**Aim of the task**
Your answer should be a single number: the count of lines containing the string "icon".

**Provided material**

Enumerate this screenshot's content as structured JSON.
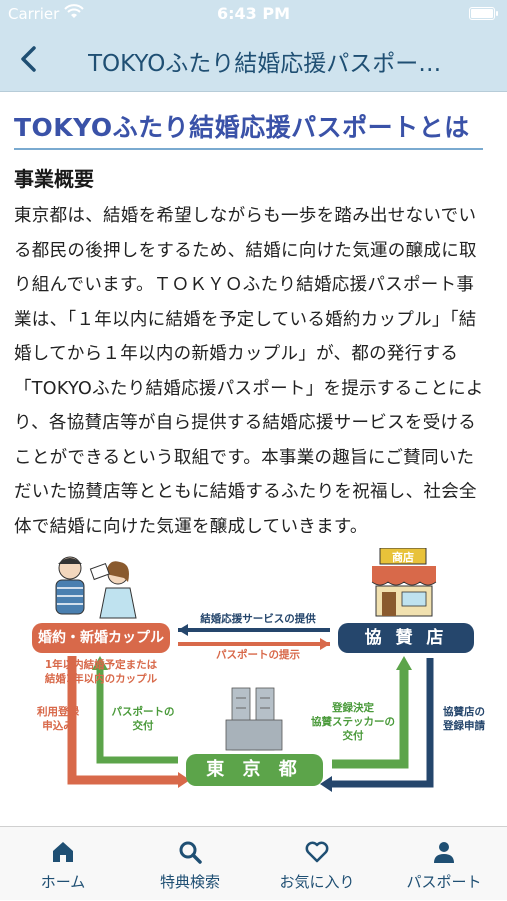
{
  "status": {
    "carrier": "Carrier",
    "time": "6:43 PM"
  },
  "nav": {
    "title": "TOKYOふたり結婚応援パスポー…"
  },
  "page": {
    "heading": "TOKYOふたり結婚応援パスポートとは",
    "section_title": "事業概要",
    "body": "東京都は、結婚を希望しながらも一歩を踏み出せないでいる都民の後押しをするため、結婚に向けた気運の醸成に取り組んでいます。ＴＯＫＹＯふたり結婚応援パスポート事業は、「１年以内に結婚を予定している婚約カップル」「結婚してから１年以内の新婚カップル」が、都の発行する「TOKYOふたり結婚応援パスポート」を提示することにより、各協賛店等が自ら提供する結婚応援サービスを受けることができるという取組です。本事業の趣旨にご賛同いただいた協賛店等とともに結婚するふたりを祝福し、社会全体で結婚に向けた気運を醸成していきます。"
  },
  "diagram": {
    "couple_label": "婚約・新婚カップル",
    "couple_note_1": "1年以内結婚予定または",
    "couple_note_2": "結婚1年以内のカップル",
    "shop_label": "協 賛 店",
    "shop_sign": "商店",
    "tokyo_label": "東 京 都",
    "service_arrow": "結婚応援サービスの提供",
    "passport_arrow": "パスポートの提示",
    "apply_1": "利用登録",
    "apply_2": "申込み",
    "issue_1": "パスポートの",
    "issue_2": "交付",
    "decision_1": "登録決定",
    "decision_2": "協賛ステッカーの",
    "decision_3": "交付",
    "register_1": "協賛店の",
    "register_2": "登録申請"
  },
  "tabs": [
    {
      "label": "ホーム",
      "icon": "home-icon"
    },
    {
      "label": "特典検索",
      "icon": "search-icon"
    },
    {
      "label": "お気に入り",
      "icon": "heart-icon"
    },
    {
      "label": "パスポート",
      "icon": "person-icon"
    }
  ],
  "colors": {
    "nav_bg": "#cfe3ee",
    "accent": "#1f4f73",
    "heading": "#3a52a8",
    "couple": "#d8694a",
    "shop": "#25466c",
    "tokyo": "#5ca44a"
  }
}
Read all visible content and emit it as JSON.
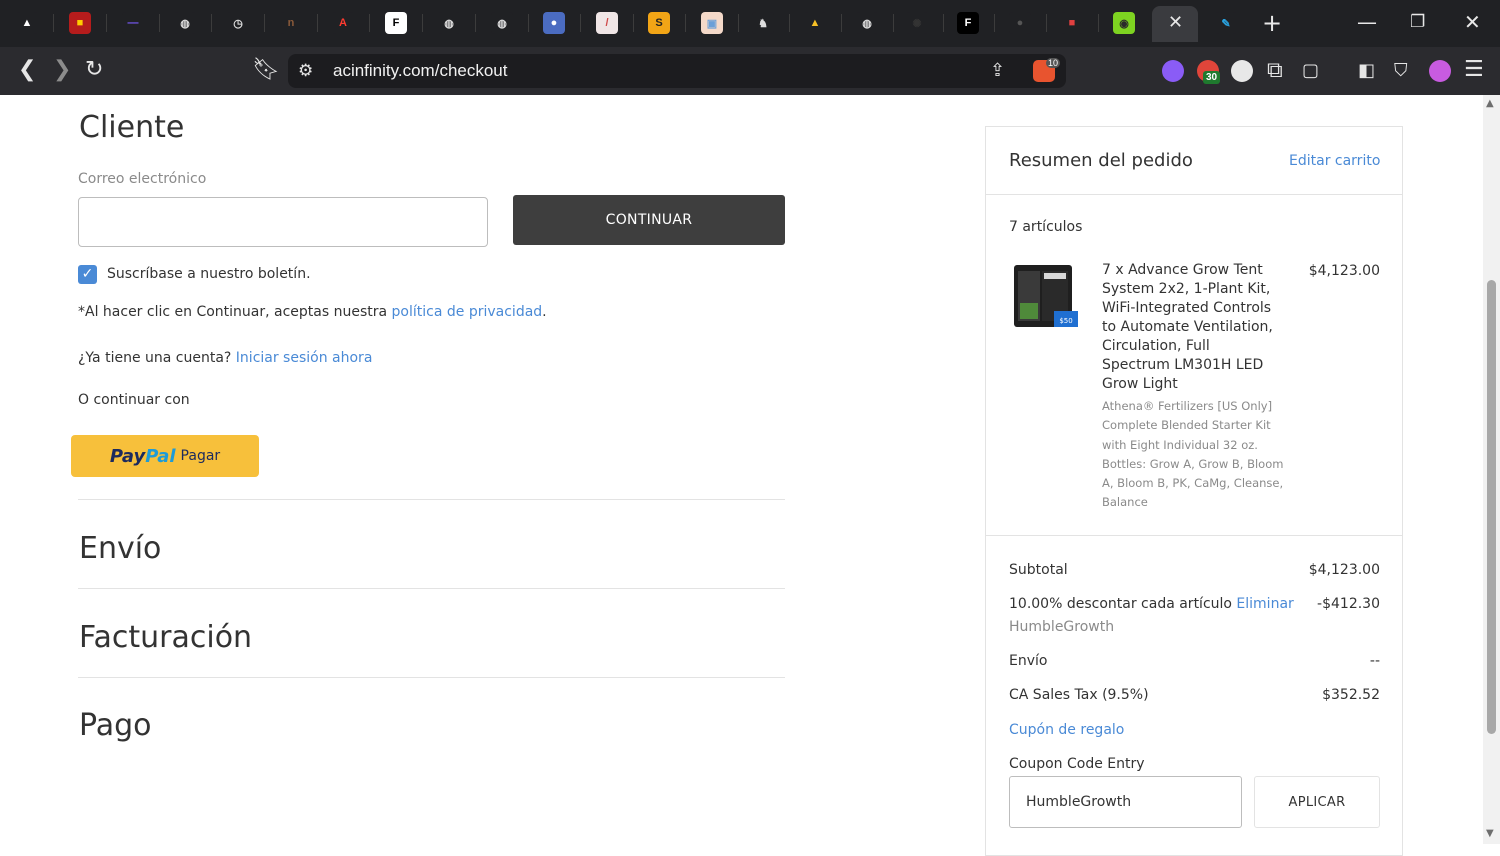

**Task answer**
4